Exercise aim:
Search the records for "compressive". Copy every line where it appears.

Listed records:
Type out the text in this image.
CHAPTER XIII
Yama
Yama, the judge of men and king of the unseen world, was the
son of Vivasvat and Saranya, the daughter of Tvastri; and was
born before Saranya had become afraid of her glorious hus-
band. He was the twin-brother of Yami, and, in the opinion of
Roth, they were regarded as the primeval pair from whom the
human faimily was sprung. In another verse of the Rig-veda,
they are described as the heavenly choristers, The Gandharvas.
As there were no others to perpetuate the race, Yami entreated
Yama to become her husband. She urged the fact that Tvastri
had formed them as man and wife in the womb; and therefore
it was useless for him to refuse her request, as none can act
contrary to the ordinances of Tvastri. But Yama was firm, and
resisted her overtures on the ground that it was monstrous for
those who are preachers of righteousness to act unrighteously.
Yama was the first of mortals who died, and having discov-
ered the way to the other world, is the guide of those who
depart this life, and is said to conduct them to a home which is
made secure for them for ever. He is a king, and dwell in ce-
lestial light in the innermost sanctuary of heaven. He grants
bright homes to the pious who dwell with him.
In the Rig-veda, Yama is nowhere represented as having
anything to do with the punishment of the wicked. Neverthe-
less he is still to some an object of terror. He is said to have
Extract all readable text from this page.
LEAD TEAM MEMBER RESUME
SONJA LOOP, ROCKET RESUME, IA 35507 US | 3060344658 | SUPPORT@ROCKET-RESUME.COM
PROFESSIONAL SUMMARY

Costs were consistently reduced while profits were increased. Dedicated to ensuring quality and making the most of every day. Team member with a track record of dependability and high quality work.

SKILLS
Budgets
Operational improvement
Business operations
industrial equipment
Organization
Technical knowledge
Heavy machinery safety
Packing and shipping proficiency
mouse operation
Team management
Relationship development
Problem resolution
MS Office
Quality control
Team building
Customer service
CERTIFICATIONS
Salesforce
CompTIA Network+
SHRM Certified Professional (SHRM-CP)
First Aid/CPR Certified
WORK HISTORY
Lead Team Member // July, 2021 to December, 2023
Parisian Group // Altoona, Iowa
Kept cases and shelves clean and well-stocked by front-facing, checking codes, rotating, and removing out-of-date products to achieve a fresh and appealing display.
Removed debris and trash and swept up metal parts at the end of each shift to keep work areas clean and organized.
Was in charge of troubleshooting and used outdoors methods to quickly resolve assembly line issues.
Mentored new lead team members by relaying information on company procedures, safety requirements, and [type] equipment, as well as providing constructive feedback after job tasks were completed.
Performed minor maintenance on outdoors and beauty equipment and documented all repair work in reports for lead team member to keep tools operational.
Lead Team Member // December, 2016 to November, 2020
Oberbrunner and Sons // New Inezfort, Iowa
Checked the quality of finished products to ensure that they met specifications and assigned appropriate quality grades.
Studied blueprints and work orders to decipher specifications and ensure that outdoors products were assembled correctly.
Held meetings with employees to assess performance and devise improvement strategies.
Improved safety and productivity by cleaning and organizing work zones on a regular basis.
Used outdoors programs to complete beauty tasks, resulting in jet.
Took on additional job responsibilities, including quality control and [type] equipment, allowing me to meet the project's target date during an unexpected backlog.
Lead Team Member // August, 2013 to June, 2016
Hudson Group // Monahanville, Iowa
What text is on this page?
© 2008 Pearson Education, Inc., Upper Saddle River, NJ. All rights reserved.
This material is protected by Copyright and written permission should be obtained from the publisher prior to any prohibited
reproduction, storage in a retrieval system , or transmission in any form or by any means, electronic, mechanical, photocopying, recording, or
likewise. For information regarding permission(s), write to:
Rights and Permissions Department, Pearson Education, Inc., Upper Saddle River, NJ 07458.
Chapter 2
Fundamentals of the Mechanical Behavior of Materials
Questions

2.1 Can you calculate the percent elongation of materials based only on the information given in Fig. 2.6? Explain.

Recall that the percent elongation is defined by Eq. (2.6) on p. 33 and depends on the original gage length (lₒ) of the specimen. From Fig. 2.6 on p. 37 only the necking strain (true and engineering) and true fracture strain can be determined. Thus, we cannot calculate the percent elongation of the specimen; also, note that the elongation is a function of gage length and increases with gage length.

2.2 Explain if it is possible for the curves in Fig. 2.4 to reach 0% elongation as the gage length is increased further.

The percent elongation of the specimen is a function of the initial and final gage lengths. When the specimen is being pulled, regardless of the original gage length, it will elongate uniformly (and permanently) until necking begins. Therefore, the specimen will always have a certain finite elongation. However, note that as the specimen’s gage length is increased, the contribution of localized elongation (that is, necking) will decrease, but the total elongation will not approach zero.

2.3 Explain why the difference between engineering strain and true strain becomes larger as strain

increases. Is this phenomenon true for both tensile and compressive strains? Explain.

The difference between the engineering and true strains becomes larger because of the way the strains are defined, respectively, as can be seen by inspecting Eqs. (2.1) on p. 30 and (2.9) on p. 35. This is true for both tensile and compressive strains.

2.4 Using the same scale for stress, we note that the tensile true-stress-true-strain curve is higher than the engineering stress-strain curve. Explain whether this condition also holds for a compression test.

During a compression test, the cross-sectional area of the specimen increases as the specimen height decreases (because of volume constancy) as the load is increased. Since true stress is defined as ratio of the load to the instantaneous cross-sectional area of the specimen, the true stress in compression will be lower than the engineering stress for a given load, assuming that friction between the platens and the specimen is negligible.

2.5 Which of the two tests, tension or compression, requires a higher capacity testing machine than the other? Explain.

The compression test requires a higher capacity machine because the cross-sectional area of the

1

Answer to the task:
increases. Is this phenomenon true for both tensile and compressive strains? Explain.
The difference between the engineering and true strains becomes larger because of the way the strains are defined, respectively, as can be seen by inspecting Eqs. (2.1) on p. 30 and (2.9) on p. 35. This is true for both tensile and compressive strains.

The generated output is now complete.